Dataset records
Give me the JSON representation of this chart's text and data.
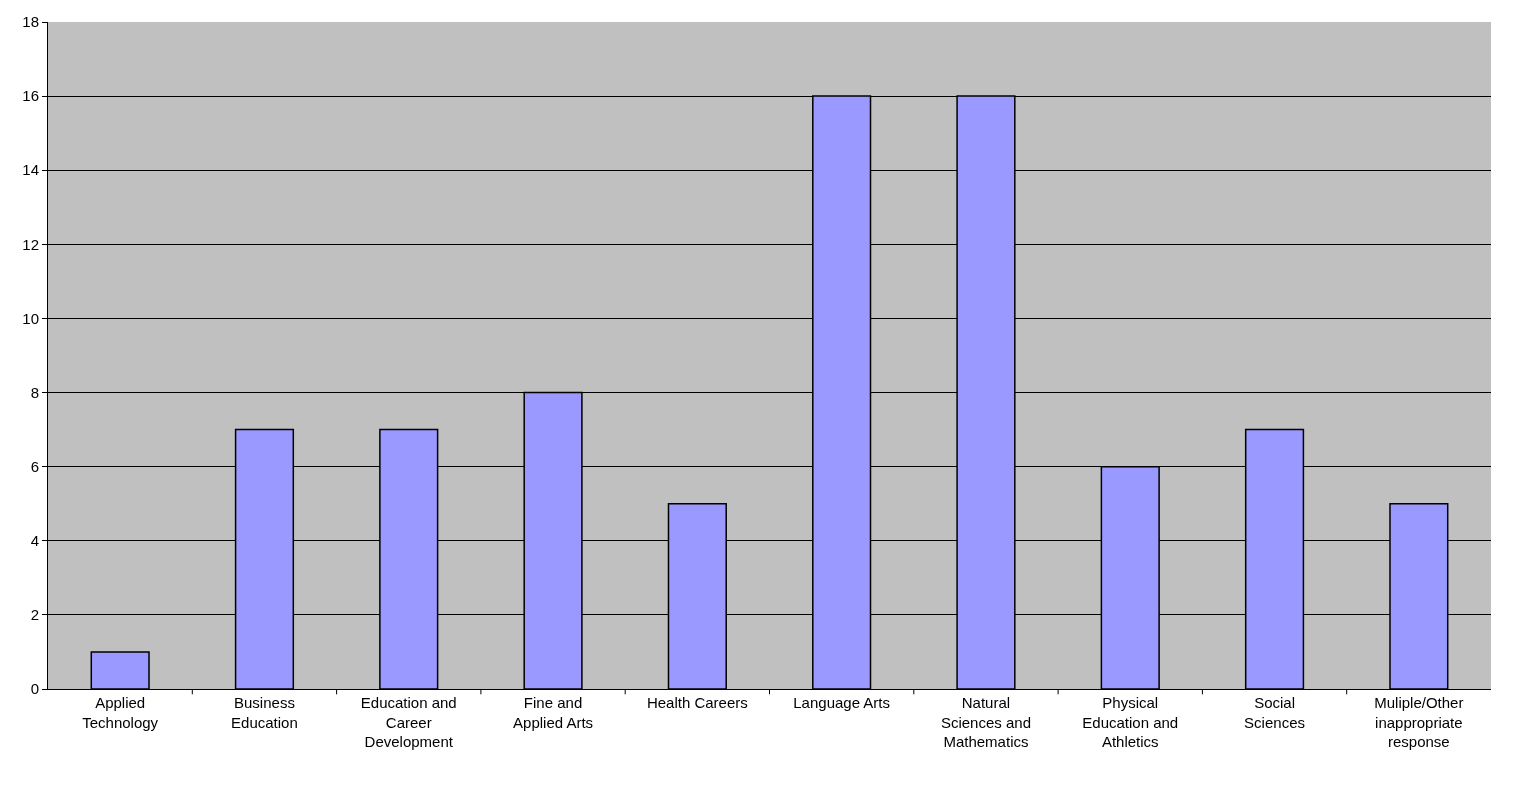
{
  "chart_data": {
    "type": "bar",
    "categories": [
      "Applied Technology",
      "Business Education",
      "Education and Career Development",
      "Fine and Applied Arts",
      "Health Careers",
      "Language Arts",
      "Natural Sciences and Mathematics",
      "Physical Education and Athletics",
      "Social Sciences",
      "Muliple/Other inappropriate response"
    ],
    "values": [
      1,
      7,
      7,
      8,
      5,
      16,
      16,
      6,
      7,
      5
    ],
    "color": "#9999ff",
    "ylim": [
      0,
      18
    ],
    "yticks": [
      0,
      2,
      4,
      6,
      8,
      10,
      12,
      14,
      16,
      18
    ],
    "grid": "y"
  }
}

» YOUR OBJECTIVE: Scan the material line by line and report each one that contains "Sciences".

» RESULT:
      "Natural Sciences and Mathematics",
      "Social Sciences",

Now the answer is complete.